## THE TASK:
For each line in the data below that holds "this", return a copy.

## RECORD EXCERPTS:

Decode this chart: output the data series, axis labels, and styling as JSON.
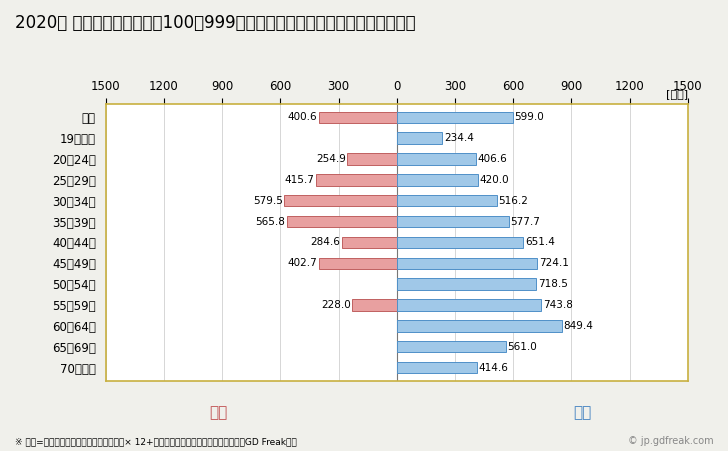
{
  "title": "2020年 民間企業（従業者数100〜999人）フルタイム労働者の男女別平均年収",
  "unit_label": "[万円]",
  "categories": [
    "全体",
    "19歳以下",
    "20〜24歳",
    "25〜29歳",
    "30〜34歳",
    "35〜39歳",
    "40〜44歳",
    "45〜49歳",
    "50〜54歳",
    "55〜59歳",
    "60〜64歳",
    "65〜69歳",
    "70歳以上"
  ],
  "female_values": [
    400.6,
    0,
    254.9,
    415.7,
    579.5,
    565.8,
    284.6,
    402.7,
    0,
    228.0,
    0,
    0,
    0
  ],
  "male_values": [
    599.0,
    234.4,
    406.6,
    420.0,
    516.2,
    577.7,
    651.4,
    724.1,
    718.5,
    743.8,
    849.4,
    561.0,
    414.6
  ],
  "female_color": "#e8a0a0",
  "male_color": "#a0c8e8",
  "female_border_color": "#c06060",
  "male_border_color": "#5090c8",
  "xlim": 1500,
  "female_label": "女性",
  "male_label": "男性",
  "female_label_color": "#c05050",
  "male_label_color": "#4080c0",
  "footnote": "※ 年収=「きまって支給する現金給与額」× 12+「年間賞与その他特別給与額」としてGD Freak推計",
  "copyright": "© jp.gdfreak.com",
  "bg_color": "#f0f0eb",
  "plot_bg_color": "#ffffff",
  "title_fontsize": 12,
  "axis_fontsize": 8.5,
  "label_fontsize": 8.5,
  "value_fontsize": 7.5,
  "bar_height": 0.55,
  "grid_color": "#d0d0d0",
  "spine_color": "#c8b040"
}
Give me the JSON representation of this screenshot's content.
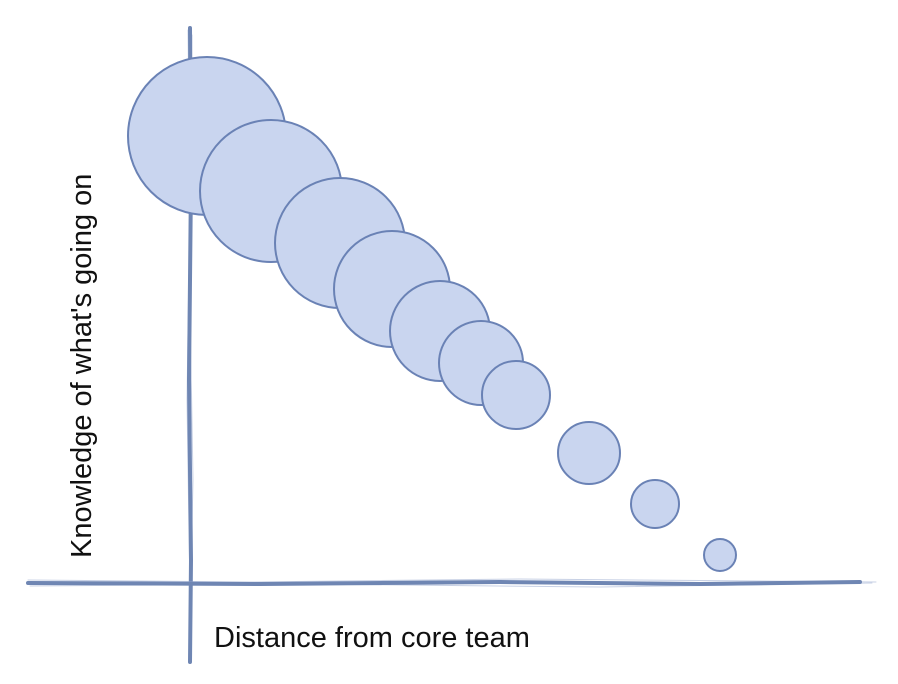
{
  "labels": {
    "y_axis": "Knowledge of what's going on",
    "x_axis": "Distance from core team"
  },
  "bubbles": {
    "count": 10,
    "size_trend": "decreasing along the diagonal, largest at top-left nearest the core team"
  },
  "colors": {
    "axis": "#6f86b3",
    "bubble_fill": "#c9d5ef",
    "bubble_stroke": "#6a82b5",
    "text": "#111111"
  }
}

---

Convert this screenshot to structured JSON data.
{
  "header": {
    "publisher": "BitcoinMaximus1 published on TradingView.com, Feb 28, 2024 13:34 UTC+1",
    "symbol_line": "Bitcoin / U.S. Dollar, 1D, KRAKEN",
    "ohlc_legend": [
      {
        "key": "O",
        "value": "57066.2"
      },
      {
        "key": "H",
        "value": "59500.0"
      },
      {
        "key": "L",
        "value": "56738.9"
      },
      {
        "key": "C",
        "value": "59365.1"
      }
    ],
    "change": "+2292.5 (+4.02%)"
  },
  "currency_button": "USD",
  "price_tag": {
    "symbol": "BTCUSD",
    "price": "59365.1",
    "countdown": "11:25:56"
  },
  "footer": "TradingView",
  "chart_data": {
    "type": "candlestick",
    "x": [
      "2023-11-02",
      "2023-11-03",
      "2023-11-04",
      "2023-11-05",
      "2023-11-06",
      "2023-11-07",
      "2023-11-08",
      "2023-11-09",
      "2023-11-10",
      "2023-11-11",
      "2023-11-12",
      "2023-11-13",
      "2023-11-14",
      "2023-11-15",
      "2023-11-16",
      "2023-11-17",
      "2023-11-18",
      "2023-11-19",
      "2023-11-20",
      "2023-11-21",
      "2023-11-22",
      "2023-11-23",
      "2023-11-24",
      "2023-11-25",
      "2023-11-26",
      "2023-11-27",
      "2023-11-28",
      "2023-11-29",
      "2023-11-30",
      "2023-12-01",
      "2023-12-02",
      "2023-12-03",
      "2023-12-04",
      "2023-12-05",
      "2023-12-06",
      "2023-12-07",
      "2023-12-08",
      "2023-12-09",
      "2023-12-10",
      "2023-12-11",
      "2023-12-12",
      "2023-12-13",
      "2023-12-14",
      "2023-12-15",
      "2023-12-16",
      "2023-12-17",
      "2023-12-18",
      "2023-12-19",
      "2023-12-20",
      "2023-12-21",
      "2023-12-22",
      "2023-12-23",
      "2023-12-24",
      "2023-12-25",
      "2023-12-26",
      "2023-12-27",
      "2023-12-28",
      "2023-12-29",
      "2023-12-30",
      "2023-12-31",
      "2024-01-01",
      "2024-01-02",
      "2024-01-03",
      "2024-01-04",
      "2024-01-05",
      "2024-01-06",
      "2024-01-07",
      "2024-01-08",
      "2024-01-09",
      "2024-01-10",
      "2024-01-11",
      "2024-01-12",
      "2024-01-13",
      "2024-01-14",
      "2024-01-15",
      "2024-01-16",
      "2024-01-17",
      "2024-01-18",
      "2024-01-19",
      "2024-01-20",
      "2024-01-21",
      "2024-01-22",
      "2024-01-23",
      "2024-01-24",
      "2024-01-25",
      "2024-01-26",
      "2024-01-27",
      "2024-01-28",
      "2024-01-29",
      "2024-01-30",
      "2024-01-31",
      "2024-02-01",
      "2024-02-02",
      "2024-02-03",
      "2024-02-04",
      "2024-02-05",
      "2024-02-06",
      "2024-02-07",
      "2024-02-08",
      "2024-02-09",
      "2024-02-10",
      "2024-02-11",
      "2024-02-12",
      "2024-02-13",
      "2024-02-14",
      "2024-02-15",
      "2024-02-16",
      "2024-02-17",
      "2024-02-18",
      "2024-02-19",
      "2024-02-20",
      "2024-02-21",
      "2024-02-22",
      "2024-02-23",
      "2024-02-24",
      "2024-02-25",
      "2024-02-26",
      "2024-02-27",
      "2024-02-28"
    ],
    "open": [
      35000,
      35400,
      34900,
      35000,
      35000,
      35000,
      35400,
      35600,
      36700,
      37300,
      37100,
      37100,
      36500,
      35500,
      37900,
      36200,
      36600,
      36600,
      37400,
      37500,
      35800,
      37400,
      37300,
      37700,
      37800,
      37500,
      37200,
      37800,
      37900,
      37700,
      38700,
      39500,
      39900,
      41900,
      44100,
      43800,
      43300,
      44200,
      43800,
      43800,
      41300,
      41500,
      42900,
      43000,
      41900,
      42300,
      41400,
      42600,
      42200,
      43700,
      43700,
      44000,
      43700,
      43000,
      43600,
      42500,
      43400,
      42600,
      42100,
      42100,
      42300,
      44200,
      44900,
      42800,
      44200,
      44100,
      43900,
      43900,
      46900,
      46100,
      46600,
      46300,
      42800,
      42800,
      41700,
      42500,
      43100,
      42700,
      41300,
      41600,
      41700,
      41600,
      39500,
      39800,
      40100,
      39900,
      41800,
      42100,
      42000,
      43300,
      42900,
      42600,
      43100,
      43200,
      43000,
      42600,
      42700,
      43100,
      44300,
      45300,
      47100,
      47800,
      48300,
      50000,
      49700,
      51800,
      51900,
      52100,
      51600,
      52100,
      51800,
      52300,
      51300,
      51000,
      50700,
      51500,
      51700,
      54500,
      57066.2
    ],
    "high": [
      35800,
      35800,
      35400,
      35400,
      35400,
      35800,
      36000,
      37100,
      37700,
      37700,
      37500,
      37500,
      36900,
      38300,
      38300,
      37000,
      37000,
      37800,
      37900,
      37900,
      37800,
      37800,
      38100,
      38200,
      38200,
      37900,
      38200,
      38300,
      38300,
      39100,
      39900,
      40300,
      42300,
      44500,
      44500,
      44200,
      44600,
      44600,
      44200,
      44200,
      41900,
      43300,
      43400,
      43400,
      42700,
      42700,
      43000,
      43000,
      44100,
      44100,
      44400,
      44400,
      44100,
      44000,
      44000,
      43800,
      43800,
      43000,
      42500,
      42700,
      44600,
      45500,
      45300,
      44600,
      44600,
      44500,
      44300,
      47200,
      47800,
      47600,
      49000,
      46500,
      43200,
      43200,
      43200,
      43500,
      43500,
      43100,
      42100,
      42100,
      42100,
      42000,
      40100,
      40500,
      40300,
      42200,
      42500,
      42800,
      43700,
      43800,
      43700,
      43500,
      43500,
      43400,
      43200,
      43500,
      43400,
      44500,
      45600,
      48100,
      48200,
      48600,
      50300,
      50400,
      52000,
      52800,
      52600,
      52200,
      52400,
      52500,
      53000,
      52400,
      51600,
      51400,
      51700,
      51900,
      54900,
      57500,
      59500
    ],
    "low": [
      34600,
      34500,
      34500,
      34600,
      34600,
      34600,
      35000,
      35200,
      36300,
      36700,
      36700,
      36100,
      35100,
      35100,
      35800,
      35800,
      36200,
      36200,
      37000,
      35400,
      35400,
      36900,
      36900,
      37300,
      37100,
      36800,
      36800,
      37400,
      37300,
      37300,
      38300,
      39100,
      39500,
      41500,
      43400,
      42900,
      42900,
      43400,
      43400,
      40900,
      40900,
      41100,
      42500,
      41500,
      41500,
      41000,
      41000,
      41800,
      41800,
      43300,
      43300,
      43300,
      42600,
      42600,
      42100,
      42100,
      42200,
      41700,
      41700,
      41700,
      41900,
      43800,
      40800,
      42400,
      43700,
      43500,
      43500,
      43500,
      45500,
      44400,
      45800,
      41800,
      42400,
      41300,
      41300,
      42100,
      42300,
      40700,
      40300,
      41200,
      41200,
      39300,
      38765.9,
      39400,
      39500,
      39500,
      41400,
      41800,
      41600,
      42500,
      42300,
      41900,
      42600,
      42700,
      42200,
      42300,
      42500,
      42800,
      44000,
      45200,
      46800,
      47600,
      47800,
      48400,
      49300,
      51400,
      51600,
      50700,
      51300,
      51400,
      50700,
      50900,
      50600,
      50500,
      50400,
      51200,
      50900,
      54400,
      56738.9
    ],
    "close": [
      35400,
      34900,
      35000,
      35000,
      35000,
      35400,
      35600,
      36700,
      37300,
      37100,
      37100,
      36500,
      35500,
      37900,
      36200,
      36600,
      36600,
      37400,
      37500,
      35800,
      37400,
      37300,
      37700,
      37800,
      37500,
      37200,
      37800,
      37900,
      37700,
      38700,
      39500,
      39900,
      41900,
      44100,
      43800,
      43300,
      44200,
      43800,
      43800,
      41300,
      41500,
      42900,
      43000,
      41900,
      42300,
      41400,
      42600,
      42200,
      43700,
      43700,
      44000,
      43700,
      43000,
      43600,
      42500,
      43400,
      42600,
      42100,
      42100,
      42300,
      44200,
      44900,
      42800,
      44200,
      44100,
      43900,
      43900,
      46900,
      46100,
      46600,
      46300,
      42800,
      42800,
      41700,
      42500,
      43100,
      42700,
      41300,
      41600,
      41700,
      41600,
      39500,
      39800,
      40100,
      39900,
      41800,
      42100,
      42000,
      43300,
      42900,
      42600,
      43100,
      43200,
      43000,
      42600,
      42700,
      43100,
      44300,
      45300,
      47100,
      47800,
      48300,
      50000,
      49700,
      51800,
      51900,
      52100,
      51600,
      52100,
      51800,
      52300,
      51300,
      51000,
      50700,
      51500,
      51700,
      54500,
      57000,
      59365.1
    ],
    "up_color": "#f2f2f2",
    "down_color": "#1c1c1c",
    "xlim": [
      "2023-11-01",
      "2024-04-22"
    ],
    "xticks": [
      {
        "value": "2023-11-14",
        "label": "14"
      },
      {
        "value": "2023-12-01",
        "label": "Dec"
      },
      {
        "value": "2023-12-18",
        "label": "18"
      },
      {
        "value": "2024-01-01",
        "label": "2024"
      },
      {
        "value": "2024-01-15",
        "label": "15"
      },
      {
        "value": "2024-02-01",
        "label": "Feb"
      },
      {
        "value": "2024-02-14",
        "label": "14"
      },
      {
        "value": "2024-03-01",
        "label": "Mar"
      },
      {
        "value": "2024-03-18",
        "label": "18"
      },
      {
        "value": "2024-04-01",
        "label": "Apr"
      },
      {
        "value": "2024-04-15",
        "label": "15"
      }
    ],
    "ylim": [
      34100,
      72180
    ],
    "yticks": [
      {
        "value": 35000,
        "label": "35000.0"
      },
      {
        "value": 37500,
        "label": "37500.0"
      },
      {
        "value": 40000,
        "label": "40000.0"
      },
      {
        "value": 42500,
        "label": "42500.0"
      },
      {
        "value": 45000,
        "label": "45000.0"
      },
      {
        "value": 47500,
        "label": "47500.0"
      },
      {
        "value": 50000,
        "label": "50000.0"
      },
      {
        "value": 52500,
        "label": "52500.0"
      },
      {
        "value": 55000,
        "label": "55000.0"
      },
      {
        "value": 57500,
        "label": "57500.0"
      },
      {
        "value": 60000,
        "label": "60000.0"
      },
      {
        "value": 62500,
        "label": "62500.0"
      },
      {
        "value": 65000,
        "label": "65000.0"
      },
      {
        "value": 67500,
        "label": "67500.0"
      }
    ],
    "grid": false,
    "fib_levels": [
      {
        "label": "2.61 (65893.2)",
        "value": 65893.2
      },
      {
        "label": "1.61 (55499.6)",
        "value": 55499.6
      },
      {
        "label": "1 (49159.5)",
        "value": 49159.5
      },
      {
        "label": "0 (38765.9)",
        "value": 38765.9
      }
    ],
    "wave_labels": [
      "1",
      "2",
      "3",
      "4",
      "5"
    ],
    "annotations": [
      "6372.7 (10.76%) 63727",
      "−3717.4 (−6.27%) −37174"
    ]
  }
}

--

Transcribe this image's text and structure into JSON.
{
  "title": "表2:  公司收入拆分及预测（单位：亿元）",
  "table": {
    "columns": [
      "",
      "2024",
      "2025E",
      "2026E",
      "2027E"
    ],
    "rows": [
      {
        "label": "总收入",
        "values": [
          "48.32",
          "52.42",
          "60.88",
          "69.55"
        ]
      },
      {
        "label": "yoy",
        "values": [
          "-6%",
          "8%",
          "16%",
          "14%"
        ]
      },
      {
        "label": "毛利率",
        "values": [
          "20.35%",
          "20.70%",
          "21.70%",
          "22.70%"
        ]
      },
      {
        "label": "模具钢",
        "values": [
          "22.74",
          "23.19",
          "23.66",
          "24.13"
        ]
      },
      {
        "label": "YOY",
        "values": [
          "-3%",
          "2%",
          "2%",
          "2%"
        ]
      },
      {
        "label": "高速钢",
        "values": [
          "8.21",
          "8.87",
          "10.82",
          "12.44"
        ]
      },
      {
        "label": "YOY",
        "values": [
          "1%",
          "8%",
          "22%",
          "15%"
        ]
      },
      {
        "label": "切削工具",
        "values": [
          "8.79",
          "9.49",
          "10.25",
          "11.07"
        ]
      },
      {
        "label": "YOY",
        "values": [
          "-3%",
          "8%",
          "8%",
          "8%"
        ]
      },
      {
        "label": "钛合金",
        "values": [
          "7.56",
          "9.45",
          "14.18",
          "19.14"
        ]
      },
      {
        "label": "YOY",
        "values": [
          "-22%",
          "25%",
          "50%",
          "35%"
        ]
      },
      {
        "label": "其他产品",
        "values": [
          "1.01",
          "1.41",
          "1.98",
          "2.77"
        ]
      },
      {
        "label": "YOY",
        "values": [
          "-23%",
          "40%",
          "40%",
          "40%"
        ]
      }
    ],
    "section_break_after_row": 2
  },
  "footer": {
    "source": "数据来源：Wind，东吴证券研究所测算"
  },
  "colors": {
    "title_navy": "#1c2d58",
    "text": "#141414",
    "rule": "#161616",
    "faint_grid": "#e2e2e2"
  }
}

## OUTPUT BELOW:
Decode this chart: output the data series, axis labels, and styling as JSON.
Give me the JSON representation of this screenshot's content.
Convert this screenshot to structured JSON data.
Transcribe this image's text and structure into JSON.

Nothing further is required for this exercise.